### AIM
Looking at the listing, state how many of its lines contain the string "eyes". Write only the number.

### DATASET ENTRIES
— start —
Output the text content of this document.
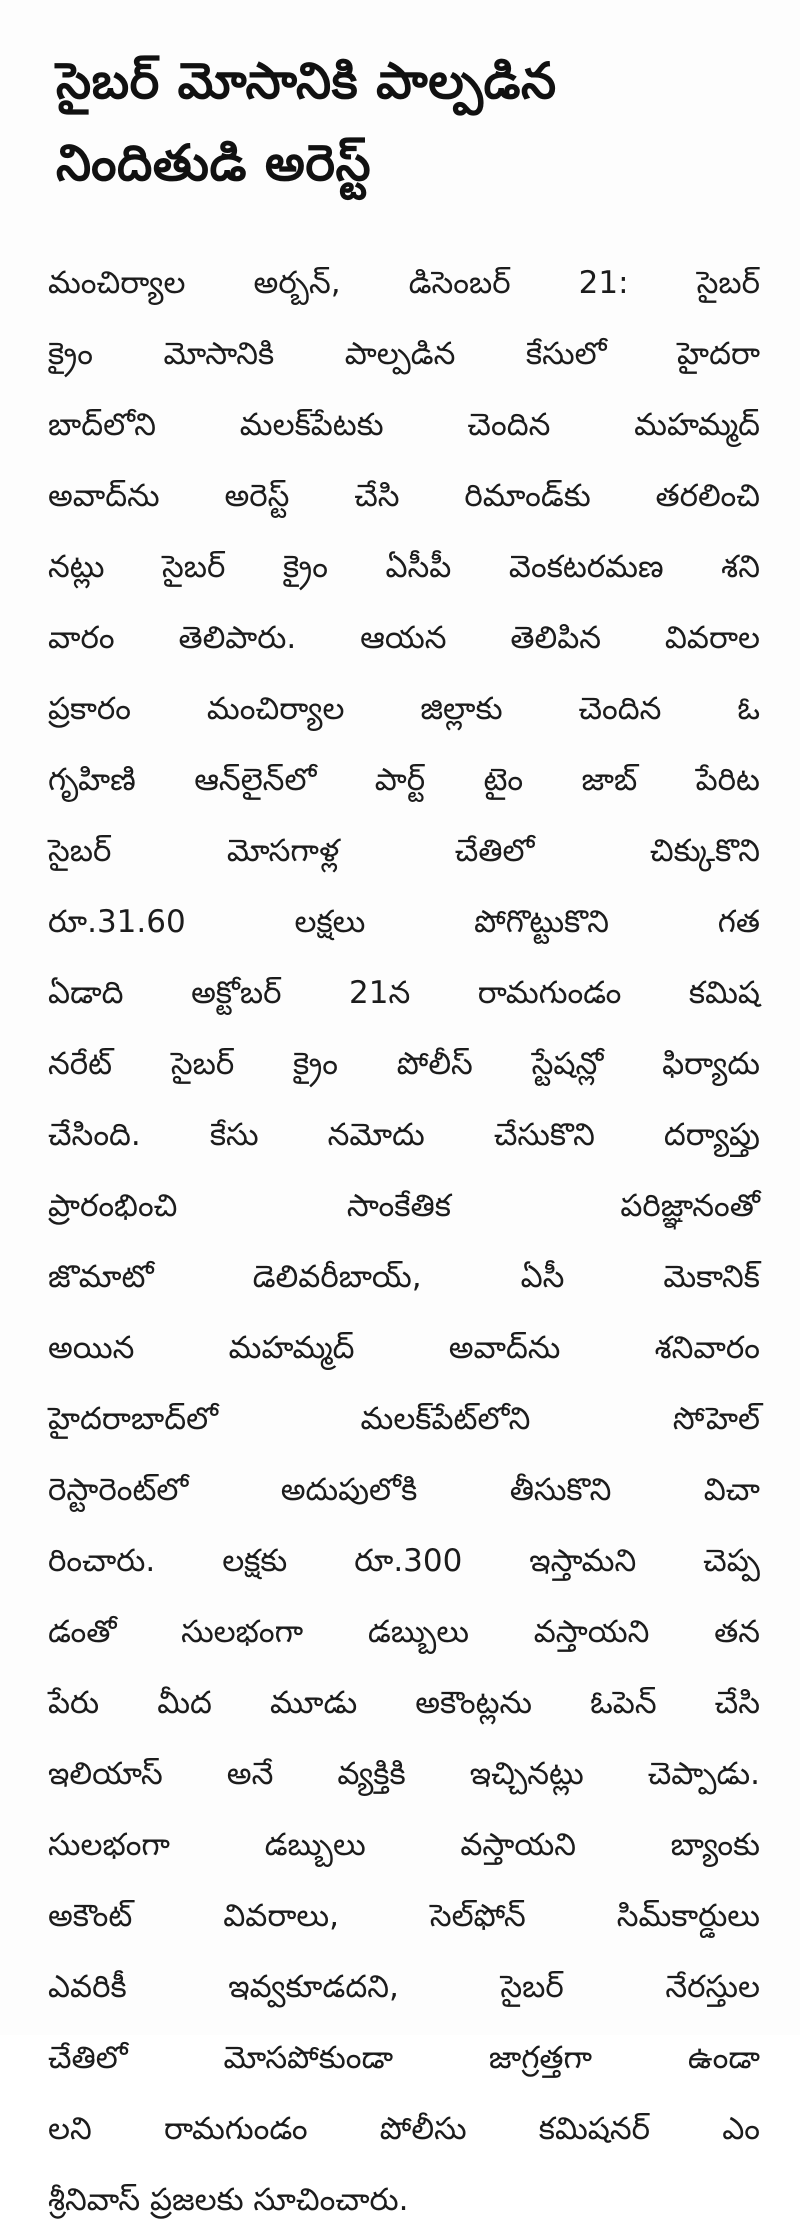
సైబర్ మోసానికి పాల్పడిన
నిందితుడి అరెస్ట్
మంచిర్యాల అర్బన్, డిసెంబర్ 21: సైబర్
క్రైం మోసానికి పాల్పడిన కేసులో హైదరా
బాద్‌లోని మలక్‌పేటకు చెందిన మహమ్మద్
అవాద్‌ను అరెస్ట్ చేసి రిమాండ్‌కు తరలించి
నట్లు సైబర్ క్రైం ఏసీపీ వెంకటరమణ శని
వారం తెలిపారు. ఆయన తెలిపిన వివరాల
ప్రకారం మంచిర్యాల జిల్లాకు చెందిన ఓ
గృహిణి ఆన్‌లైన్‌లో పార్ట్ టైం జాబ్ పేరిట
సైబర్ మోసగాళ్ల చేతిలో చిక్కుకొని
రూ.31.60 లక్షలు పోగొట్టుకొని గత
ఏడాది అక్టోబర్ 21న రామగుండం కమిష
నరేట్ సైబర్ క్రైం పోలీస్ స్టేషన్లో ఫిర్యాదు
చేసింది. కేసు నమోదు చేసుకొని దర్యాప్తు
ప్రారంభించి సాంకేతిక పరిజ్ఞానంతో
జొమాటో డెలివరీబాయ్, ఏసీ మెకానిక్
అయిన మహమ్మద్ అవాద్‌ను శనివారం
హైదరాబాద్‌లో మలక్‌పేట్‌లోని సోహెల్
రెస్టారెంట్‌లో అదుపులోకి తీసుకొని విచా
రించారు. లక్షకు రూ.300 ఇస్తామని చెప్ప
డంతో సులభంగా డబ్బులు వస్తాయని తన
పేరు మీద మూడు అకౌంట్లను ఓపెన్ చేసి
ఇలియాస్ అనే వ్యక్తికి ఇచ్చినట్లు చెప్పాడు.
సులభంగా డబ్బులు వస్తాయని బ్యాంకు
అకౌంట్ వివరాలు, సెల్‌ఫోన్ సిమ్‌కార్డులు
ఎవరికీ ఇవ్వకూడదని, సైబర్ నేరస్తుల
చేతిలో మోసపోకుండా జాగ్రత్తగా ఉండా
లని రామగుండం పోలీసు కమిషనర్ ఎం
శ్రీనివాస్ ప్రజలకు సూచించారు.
— end —
— start —
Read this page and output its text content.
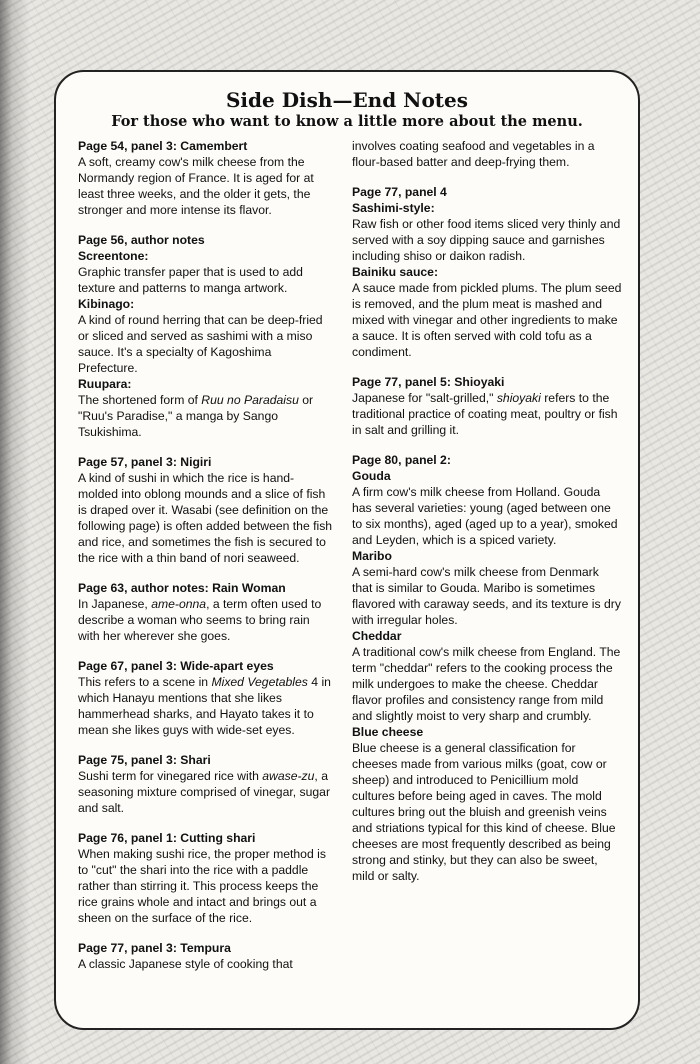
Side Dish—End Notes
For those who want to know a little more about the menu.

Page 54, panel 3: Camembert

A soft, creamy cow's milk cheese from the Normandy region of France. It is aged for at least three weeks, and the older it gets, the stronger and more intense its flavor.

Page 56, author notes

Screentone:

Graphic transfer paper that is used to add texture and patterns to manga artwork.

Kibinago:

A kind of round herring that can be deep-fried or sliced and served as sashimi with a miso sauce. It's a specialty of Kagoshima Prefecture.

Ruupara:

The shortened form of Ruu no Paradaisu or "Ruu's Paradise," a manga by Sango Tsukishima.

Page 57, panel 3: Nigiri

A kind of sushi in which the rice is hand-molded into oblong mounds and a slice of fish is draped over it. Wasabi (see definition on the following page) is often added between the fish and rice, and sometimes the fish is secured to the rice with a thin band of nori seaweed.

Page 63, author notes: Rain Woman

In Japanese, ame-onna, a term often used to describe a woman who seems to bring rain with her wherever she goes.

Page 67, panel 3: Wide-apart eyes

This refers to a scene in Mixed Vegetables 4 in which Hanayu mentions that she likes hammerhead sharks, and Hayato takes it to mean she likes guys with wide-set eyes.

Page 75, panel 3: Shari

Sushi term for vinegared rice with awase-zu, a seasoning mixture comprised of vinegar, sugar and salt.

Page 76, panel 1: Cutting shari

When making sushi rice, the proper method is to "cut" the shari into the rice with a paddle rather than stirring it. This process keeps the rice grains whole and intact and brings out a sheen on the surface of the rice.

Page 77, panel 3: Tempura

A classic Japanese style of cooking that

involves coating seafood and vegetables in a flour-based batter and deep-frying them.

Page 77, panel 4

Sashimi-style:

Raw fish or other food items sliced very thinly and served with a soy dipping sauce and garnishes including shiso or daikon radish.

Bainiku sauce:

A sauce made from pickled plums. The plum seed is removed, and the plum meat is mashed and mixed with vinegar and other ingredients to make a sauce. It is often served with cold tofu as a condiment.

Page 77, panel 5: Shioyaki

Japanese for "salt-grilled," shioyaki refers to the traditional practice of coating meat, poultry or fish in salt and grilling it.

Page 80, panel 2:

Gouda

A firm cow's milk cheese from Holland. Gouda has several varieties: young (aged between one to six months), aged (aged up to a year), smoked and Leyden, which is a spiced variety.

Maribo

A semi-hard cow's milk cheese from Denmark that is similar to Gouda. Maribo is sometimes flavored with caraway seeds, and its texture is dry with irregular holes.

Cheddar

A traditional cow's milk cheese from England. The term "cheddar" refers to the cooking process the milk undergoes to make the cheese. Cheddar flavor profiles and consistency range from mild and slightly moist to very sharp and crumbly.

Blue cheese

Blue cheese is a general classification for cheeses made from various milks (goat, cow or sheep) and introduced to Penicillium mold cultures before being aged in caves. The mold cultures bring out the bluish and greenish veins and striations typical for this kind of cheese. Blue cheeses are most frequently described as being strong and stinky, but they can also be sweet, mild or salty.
— end —
### ANSWER TO THE PROBLEM
2